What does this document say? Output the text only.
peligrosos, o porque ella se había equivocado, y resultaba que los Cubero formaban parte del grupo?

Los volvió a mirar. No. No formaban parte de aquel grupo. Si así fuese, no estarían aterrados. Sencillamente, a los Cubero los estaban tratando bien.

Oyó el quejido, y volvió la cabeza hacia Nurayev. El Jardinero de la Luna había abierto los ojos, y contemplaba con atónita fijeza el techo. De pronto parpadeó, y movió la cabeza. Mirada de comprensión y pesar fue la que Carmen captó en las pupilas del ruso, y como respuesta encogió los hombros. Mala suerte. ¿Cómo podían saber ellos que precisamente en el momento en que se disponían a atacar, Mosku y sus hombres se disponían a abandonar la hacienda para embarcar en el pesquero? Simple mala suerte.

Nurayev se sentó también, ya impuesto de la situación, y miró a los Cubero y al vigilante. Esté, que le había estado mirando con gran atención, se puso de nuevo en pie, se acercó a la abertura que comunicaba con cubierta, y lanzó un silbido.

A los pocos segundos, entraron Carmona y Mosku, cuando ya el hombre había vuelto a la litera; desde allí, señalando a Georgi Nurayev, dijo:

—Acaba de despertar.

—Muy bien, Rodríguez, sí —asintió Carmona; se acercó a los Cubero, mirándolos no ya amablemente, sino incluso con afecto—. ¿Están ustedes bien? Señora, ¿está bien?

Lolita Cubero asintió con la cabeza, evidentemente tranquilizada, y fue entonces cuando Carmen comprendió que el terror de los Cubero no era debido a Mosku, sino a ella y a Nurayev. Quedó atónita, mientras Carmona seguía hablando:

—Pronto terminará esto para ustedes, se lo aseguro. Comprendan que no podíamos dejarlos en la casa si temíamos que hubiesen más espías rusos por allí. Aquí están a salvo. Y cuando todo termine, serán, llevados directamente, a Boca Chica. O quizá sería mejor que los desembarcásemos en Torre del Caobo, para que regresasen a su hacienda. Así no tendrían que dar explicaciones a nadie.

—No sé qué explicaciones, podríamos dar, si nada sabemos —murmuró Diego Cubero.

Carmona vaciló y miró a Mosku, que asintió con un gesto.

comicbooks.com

------------------------------------------------------------------------

§ **Exercise**
Filter the records above for "cabeza" and copy every matching line.

§ **Reply**
Oyó el quejido, y volvió la cabeza hacia Nurayev. El Jardinero de la Luna había abierto los ojos, y contemplaba con atónita fijeza el techo. De pronto parpadeó, y movió la cabeza. Mirada de comprensión y pesar fue la que Carmen captó en las pupilas del ruso, y como respuesta encogió los hombros. Mala suerte. ¿Cómo podían saber ellos que precisamente en el momento en que se disponían a atacar, Mosku y sus hombres se disponían a abandonar la hacienda para embarcar en el pesquero? Simple mala suerte.
Lolita Cubero asintió con la cabeza, evidentemente tranquilizada, y fue entonces cuando Carmen comprendió que el terror de los Cubero no era debido a Mosku, sino a ella y a Nurayev. Quedó atónita, mientras Carmona seguía hablando:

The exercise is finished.